Request
Show every line below where "true" can be found.

Items from a dataset
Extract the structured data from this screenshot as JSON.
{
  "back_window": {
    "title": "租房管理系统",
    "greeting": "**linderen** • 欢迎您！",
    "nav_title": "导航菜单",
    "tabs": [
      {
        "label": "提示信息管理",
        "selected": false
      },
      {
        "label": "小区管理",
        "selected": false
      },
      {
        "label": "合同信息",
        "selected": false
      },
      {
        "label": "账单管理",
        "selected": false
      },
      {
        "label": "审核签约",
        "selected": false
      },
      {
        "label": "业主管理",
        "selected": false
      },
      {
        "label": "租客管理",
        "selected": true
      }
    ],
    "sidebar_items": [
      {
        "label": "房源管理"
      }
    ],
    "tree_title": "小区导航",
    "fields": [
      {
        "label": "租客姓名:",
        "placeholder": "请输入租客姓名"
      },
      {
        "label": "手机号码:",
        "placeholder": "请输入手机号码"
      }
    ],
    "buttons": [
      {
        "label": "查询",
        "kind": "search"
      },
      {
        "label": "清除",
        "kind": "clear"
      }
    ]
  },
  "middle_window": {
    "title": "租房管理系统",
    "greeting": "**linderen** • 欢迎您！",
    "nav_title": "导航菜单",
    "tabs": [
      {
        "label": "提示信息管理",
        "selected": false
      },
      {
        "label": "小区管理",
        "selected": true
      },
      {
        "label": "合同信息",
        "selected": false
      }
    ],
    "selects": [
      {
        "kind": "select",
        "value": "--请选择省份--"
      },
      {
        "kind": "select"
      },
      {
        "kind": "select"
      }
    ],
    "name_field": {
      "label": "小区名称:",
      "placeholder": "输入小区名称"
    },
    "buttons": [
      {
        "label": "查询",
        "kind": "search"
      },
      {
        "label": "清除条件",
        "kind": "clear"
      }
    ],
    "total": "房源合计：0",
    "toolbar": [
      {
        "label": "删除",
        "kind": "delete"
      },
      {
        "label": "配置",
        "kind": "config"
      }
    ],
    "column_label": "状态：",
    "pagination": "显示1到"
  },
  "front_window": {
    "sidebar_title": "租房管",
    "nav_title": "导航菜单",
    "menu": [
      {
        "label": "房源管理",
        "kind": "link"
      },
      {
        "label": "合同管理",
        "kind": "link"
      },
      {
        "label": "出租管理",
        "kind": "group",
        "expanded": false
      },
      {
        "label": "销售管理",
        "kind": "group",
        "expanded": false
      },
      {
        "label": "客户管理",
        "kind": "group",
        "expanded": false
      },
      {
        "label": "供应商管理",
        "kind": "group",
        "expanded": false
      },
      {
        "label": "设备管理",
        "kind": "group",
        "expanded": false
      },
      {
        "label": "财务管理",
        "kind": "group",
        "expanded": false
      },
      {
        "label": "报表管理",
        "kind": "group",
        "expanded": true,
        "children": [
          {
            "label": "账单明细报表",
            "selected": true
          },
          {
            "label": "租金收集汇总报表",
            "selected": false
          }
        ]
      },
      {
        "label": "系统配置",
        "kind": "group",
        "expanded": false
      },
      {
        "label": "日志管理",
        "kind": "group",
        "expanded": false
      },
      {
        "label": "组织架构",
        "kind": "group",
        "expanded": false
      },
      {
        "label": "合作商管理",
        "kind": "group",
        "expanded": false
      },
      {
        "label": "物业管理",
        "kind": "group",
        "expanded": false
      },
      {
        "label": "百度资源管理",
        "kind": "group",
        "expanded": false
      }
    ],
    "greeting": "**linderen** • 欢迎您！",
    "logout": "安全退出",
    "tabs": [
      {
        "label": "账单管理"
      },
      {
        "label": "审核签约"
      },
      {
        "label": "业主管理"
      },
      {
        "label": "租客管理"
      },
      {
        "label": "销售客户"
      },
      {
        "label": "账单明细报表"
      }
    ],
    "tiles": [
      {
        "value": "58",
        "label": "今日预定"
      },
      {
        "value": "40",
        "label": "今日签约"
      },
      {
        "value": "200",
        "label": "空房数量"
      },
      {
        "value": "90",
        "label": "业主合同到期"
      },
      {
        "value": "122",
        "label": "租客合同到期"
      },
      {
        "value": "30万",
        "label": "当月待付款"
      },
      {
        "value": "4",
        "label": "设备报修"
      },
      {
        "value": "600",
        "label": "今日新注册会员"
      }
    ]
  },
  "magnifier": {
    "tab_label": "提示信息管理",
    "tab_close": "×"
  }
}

--

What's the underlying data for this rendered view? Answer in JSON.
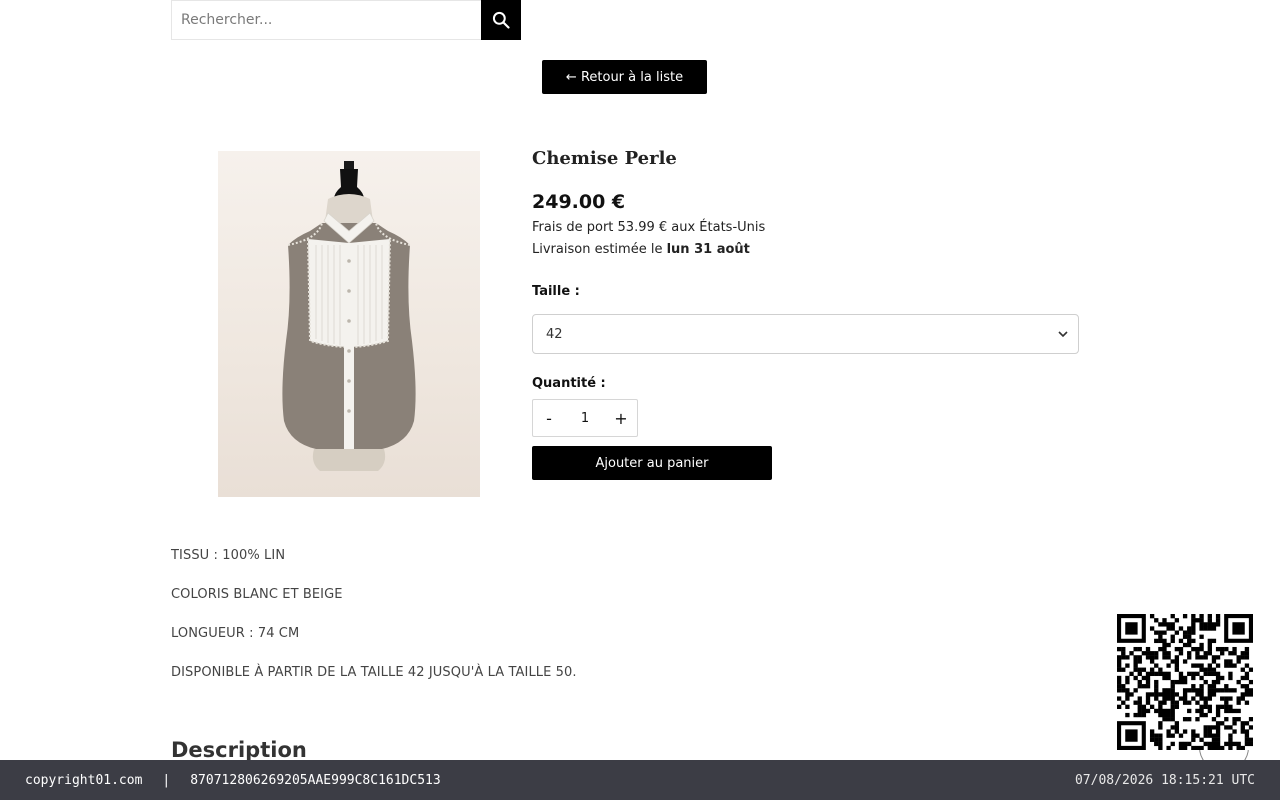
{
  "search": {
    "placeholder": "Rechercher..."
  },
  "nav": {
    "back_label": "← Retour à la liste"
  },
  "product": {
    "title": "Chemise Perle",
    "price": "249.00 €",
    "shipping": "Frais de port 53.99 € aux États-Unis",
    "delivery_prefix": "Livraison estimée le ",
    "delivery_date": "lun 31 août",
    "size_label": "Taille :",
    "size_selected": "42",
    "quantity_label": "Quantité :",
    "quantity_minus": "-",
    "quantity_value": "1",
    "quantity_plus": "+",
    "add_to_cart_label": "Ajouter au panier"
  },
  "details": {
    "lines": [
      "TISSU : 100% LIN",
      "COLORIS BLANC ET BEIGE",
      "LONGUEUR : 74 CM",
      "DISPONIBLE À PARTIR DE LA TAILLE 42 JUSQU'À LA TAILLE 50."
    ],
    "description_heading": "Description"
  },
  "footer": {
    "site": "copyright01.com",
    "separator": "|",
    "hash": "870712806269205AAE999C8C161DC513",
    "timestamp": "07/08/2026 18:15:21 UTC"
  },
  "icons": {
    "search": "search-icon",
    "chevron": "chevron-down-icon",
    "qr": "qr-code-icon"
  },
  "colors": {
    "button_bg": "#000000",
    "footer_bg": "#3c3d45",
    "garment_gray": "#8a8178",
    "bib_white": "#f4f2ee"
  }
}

Complete response
        "selected": true
        "selected": true
        "expanded": true,
            "selected": true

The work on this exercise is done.